__Dataset__.

****************

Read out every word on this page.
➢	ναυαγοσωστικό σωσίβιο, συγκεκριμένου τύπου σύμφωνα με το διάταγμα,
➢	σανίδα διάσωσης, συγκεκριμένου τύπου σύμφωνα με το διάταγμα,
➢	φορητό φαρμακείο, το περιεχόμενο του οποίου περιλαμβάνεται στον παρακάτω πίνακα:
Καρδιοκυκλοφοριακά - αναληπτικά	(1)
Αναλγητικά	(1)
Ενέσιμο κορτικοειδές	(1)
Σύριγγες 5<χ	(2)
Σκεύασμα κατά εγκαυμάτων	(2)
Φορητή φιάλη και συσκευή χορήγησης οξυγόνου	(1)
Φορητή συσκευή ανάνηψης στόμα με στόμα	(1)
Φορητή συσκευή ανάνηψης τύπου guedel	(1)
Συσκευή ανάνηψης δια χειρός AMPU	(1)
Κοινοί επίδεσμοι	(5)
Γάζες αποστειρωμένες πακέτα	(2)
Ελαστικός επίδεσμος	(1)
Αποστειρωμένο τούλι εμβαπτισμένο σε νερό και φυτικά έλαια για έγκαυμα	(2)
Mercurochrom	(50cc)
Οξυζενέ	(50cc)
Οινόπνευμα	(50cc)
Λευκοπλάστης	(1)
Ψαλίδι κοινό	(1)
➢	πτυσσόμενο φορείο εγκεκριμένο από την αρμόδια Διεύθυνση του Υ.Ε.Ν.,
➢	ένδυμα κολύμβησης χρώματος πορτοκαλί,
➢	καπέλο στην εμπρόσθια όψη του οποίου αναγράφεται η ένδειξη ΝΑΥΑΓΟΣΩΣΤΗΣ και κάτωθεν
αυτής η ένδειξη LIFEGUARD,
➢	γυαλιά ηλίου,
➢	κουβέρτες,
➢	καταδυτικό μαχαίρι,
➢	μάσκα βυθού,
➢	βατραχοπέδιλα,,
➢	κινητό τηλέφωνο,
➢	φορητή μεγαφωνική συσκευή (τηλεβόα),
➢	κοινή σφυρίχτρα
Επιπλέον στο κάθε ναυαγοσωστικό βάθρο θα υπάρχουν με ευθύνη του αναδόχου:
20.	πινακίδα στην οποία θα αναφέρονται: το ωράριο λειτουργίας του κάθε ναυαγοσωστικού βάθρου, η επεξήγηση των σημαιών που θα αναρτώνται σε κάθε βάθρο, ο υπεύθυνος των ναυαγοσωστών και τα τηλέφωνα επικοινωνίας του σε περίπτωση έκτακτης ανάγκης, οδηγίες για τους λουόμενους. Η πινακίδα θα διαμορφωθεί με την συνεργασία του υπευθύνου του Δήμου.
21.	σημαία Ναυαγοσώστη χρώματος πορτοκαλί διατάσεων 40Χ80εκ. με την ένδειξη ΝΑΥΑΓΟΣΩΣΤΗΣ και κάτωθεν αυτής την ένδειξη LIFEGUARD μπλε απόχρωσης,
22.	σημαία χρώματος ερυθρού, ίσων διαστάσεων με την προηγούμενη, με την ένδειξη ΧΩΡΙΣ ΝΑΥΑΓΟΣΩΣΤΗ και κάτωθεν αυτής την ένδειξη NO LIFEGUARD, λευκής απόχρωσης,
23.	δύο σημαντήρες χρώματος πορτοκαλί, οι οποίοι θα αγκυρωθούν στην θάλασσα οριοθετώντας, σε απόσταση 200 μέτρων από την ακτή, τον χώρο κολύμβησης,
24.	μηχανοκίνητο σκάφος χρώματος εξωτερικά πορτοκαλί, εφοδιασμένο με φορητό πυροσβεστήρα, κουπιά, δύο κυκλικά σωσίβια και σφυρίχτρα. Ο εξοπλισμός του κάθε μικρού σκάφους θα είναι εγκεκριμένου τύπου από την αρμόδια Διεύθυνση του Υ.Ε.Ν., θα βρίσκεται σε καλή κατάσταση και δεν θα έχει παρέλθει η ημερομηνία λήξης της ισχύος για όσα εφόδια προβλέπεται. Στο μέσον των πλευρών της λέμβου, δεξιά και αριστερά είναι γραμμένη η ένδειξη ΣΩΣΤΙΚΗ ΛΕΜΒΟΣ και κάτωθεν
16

****************

__Written request__.
Extract each line from the listing that holds the word "κολύμβησης".

__Correct answer__.
➢	ένδυμα κολύμβησης χρώματος πορτοκαλί,
23.	δύο σημαντήρες χρώματος πορτοκαλί, οι οποίοι θα αγκυρωθούν στην θάλασσα οριοθετώντας, σε απόσταση 200 μέτρων από την ακτή, τον χώρο κολύμβησης,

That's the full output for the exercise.